Data records:
▽
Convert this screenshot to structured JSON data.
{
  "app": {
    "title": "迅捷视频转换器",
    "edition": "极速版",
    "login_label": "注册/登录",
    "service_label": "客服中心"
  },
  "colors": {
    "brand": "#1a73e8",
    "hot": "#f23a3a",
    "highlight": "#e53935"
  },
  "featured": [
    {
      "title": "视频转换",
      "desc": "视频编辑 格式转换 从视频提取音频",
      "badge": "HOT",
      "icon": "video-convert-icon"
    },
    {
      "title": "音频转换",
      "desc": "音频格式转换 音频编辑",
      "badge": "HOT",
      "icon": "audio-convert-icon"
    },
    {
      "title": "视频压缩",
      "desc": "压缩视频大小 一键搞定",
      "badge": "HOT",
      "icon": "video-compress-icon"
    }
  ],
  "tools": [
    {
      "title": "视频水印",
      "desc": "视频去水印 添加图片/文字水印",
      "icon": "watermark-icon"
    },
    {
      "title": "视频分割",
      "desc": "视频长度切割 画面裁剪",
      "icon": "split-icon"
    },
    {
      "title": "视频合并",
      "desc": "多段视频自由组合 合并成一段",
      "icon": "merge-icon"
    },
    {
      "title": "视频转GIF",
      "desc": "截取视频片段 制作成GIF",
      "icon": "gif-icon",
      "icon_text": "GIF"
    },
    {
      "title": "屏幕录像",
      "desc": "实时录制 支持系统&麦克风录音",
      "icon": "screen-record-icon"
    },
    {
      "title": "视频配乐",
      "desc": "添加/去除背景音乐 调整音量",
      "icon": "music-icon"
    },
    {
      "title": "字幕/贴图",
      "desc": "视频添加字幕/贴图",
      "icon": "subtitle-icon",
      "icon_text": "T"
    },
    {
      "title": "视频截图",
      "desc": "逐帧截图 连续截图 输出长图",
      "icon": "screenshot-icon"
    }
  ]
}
△
▽
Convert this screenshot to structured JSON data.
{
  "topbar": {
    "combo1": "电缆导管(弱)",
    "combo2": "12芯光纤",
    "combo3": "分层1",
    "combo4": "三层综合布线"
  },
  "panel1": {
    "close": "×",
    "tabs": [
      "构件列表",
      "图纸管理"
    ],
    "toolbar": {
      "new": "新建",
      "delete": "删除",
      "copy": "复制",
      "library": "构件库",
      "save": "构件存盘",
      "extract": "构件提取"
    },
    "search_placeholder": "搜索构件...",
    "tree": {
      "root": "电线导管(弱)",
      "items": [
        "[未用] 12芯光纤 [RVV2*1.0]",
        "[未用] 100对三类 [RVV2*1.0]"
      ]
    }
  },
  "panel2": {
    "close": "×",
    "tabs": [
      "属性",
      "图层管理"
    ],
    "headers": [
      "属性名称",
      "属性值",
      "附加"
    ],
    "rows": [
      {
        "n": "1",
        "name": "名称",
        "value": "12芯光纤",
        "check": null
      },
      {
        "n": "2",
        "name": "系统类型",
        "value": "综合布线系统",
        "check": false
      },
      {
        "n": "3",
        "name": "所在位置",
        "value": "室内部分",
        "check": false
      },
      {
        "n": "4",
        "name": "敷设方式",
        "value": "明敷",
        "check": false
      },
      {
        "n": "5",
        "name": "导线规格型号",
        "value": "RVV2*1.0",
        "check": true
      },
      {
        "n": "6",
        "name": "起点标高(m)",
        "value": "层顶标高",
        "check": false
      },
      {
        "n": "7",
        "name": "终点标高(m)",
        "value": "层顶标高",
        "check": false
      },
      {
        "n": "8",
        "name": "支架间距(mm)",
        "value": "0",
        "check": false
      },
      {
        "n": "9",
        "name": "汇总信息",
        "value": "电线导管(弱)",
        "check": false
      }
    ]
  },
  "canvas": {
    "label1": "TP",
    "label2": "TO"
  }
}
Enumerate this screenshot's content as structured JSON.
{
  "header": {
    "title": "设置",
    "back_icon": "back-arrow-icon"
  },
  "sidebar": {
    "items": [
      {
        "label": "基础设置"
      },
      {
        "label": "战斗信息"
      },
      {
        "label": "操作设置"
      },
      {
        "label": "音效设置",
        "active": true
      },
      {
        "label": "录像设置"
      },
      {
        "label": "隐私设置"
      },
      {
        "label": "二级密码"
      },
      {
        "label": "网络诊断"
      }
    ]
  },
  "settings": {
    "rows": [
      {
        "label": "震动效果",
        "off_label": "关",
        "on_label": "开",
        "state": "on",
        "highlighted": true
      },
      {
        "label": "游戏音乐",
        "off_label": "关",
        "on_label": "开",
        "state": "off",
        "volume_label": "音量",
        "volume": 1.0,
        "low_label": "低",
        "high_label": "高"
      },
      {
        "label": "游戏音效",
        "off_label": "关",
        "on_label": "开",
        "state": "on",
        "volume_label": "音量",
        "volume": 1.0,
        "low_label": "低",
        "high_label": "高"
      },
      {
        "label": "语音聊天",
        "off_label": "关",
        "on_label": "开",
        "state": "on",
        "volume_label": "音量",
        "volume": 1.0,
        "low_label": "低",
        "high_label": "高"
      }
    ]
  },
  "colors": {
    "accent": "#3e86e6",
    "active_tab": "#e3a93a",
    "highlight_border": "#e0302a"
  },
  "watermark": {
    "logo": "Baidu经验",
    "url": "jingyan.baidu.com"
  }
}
△
Copy all lines from the material that hold "value".

        "value": "12芯光纤",
        "value": "综合布线系统",
        "value": "室内部分",
        "value": "明敷",
        "value": "RVV2*1.0",
        "value": "层顶标高",
        "value": "层顶标高",
        "value": "0",
        "value": "电线导管(弱)",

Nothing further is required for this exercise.